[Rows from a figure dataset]
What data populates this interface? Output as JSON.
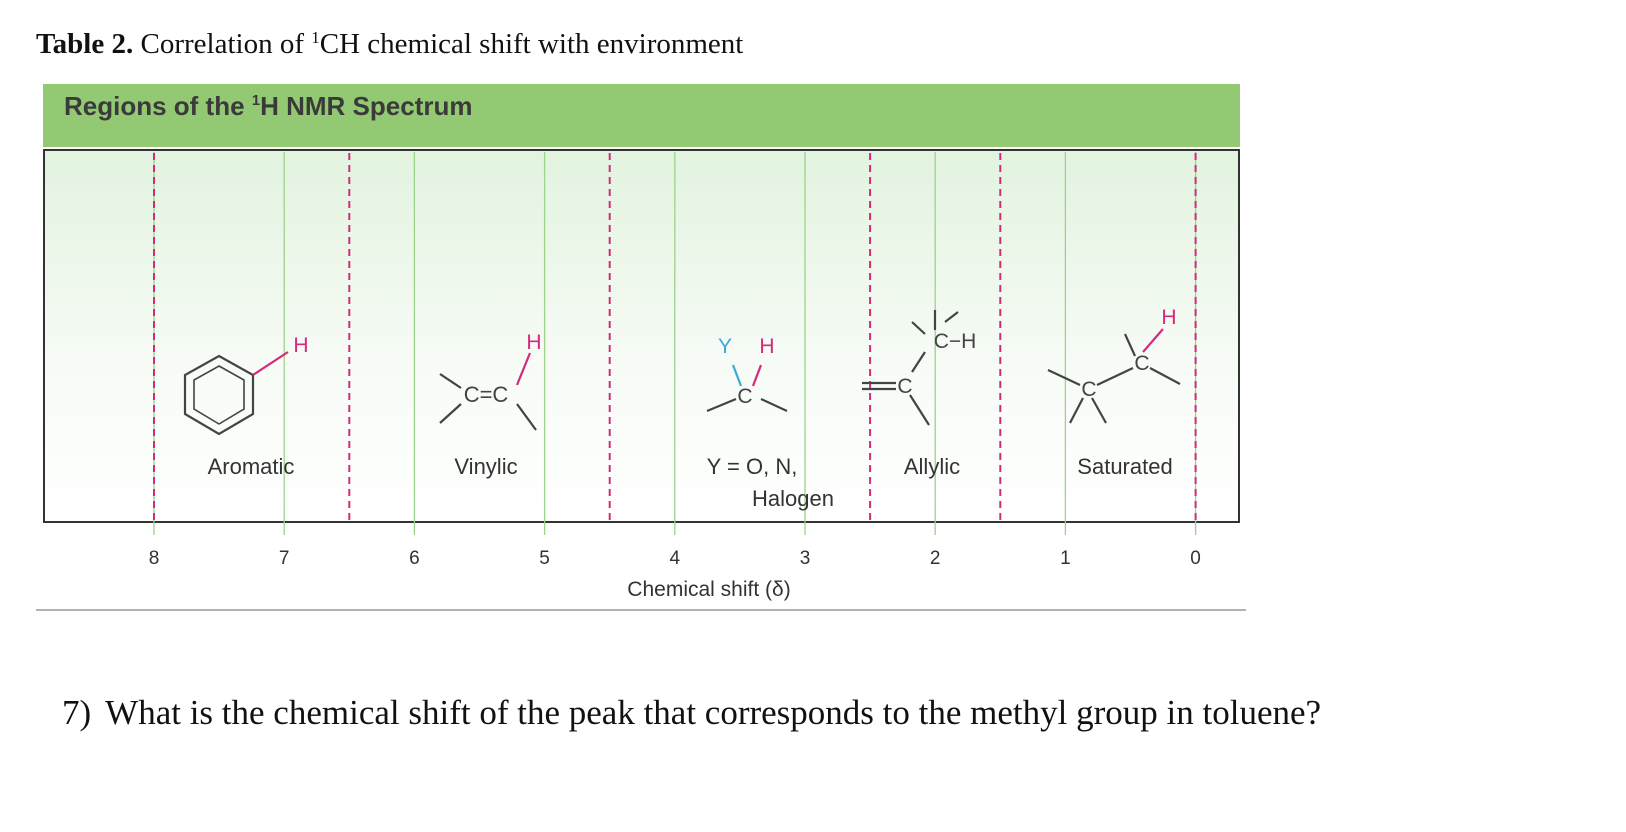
{
  "table": {
    "label": "Table 2.",
    "caption_pre": "Correlation of ",
    "caption_sup": "1",
    "caption_post": "CH chemical shift with environment"
  },
  "figure": {
    "header": {
      "title_pre": "Regions of the ",
      "title_sup": "1",
      "title_post": "H NMR Spectrum",
      "color": "#94c973"
    },
    "axis": {
      "ticks": [
        "8",
        "7",
        "6",
        "5",
        "4",
        "3",
        "2",
        "1",
        "0"
      ],
      "label": "Chemical shift (δ)"
    },
    "regions": [
      {
        "label": "Aromatic"
      },
      {
        "label": "Vinylic"
      },
      {
        "label_line1": "Y = O, N,",
        "label_line2": "Halogen"
      },
      {
        "label": "Allylic"
      },
      {
        "label": "Saturated"
      }
    ],
    "atoms": {
      "H": "H",
      "C": "C",
      "Y": "Y",
      "CH": "C−H",
      "CC": "C=C"
    },
    "colors": {
      "hydrogen": "#d6297a",
      "heteroatom": "#3aa9dc",
      "divider": "#d6297a",
      "frame": "#333333",
      "gridline": "#9cd38a"
    }
  },
  "question": {
    "number": "7)",
    "text": "What is the chemical shift of the peak that corresponds to the methyl group in toluene?"
  }
}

> **To do**: From the listing above, copy every line that holds the string "shift".

> **Solution to this problem**:
    "caption_post": "CH chemical shift with environment"
      "label": "Chemical shift (δ)"
    "text": "What is the chemical shift of the peak that corresponds to the methyl group in toluene?"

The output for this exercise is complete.